START

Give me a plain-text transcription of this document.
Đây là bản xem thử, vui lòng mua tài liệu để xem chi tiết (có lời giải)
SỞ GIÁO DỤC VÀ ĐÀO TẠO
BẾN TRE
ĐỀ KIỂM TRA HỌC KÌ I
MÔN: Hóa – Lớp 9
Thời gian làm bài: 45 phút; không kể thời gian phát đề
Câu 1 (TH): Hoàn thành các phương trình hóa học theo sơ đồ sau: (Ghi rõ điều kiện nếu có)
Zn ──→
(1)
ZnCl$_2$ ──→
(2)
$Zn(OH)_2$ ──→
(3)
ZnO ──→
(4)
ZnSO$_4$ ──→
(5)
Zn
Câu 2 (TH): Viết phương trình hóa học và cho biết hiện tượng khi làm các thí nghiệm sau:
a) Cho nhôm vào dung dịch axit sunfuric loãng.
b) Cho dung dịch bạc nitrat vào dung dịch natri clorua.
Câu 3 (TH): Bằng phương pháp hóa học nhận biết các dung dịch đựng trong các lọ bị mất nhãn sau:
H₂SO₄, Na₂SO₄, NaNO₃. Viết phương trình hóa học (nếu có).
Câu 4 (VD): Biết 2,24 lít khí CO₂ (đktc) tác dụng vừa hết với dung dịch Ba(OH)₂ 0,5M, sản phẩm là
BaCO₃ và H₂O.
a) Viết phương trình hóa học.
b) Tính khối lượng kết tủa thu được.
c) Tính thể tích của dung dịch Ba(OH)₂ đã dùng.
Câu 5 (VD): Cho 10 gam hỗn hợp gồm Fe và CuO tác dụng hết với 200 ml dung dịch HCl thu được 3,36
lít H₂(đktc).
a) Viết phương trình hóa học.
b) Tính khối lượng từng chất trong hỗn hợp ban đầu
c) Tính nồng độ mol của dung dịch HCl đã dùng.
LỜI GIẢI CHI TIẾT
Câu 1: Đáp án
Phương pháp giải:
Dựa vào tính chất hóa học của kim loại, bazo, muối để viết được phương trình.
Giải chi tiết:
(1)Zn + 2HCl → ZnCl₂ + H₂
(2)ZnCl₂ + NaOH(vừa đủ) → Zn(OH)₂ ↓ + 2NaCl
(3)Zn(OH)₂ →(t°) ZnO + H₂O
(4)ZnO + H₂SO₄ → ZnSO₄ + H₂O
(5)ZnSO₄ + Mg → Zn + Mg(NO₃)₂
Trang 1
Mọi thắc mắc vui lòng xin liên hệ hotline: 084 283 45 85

END
START

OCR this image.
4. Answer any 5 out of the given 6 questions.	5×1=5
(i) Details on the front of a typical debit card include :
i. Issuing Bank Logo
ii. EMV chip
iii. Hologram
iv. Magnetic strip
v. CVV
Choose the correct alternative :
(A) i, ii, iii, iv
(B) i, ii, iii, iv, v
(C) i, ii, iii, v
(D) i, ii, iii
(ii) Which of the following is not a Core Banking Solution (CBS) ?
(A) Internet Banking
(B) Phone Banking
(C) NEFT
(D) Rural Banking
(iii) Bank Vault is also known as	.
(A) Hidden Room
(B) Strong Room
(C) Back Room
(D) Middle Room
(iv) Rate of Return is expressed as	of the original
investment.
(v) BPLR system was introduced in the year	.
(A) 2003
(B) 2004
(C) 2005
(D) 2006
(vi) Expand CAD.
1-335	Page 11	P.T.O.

END

YOUR GOAL: Copy every line that contains the string "pháp".

ANSWER:
Câu 3 (TH): Bằng phương pháp hóa học nhận biết các dung dịch đựng trong các lọ bị mất nhãn sau:
Phương pháp giải:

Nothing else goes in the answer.